18 March 2025 – Tessa de Mönnink

A franchisor (Leen Bakker) entered into a franchise agreement with a franchisee in 1995. Pursuant to that franchise agreement, the franchisee operates a home furnishings store under the Leen Bakker franchise formula. A termination clause in the franchise agreement provides, inter alia, that termination takes place with a term of 13 months, and that the franchisor may only terminate the franchise agreement if it cannot reasonably be required to continue the agreement.

Leen Bakker informed its franchisees mid-2020 that it was going to discontinue the franchise formula. Subsequently, Leen Bakker terminated the franchise agreement with this franchisee by letter for business economic reasons, taking into account a term of three years, which term is thus much longer than the contractual notice period. Leen Bakker also made an offer to franchisee to take over the store for a compensation of €40,000 in goodwill, take over the inventory at book value and take over the trading stock at cost price and book value.

According to the franchisee, the termination would have been without legal effect, or at least the franchisor should have paid her compensation (for damages). The subdistrict court rejected the franchisee’s claims. The Den Bosch Court of Appeal set aside the subdistrict court’s judgment. According to the Court, Leen Bakker had validly terminated the franchise agreement because it had sufficient reason to terminate the franchise agreement. However, Leen Bakker was obliged to pay (compensation) to the franchisee.

────────────────

Directive =
Reproduce the Leen Bakker franchise case summary above word for word, in full.

────────────────

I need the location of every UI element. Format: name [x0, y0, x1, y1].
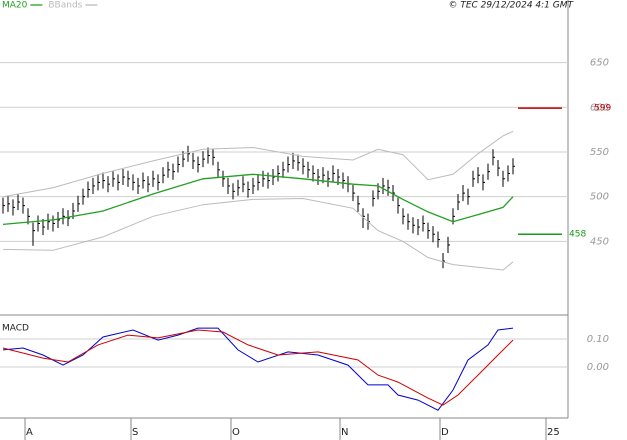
y-tick-label: 500 — [590, 192, 609, 203]
x-tick-label: N — [341, 427, 348, 438]
y-tick-label: 650 — [590, 58, 609, 69]
level-label: 599 — [594, 104, 611, 114]
y-tick-label: 600 — [590, 102, 609, 113]
x-tick-label: A — [26, 427, 33, 438]
legend-label: BBands — [48, 1, 82, 11]
y-tick-label: 0.00 — [587, 362, 609, 373]
level-label: 458 — [569, 230, 586, 240]
band-lower — [2, 197, 514, 271]
x-tick-label: S — [132, 427, 138, 438]
ma-line — [2, 173, 514, 226]
macd-line — [2, 327, 514, 411]
x-tick-label: D — [441, 427, 449, 438]
x-tick-label: O — [232, 427, 240, 438]
legend-label: MA20 — [2, 1, 28, 11]
y-tick-label: 0.10 — [587, 334, 609, 345]
y-tick-label: 450 — [590, 236, 609, 247]
y-tick-label: 550 — [590, 147, 609, 158]
band-upper — [2, 130, 514, 198]
macd-line — [2, 329, 514, 406]
macd-title: MACD — [2, 324, 29, 334]
x-tick-label: 25 — [547, 427, 560, 438]
source-note: © TEC 29/12/2024 4:1 GMT — [448, 1, 574, 11]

────────────────

Answer to this task =
18 March 2025 – Tessa de Mönnink

A franchisor (Leen Bakker) entered into a franchise agreement with a franchisee in 1995. Pursuant to that franchise agreement, the franchisee operates a home furnishings store under the Leen Bakker franchise formula. A termination clause in the franchise agreement provides, inter alia, that termination takes place with a term of 13 months, and that the franchisor may only terminate the franchise agreement if it cannot reasonably be required to continue the agreement.

Leen Bakker informed its franchisees mid-2020 that it was going to discontinue the franchise formula. Subsequently, Leen Bakker terminated the franchise agreement with this franchisee by letter for business economic reasons, taking into account a term of three years, which term is thus much longer than the contractual notice period. Leen Bakker also made an offer to franchisee to take over the store for a compensation of €40,000 in goodwill, take over the inventory at book value and take over the trading stock at cost price and book value.

According to the franchisee, the termination would have been without legal effect, or at least the franchisor should have paid her compensation (for damages). The subdistrict court rejected the franchisee’s claims. The Den Bosch Court of Appeal set aside the subdistrict court’s judgment. According to the Court, Leen Bakker had validly terminated the franchise agreement because it had sufficient reason to terminate the franchise agreement. However, Leen Bakker was obliged to pay (compensation) to the franchisee.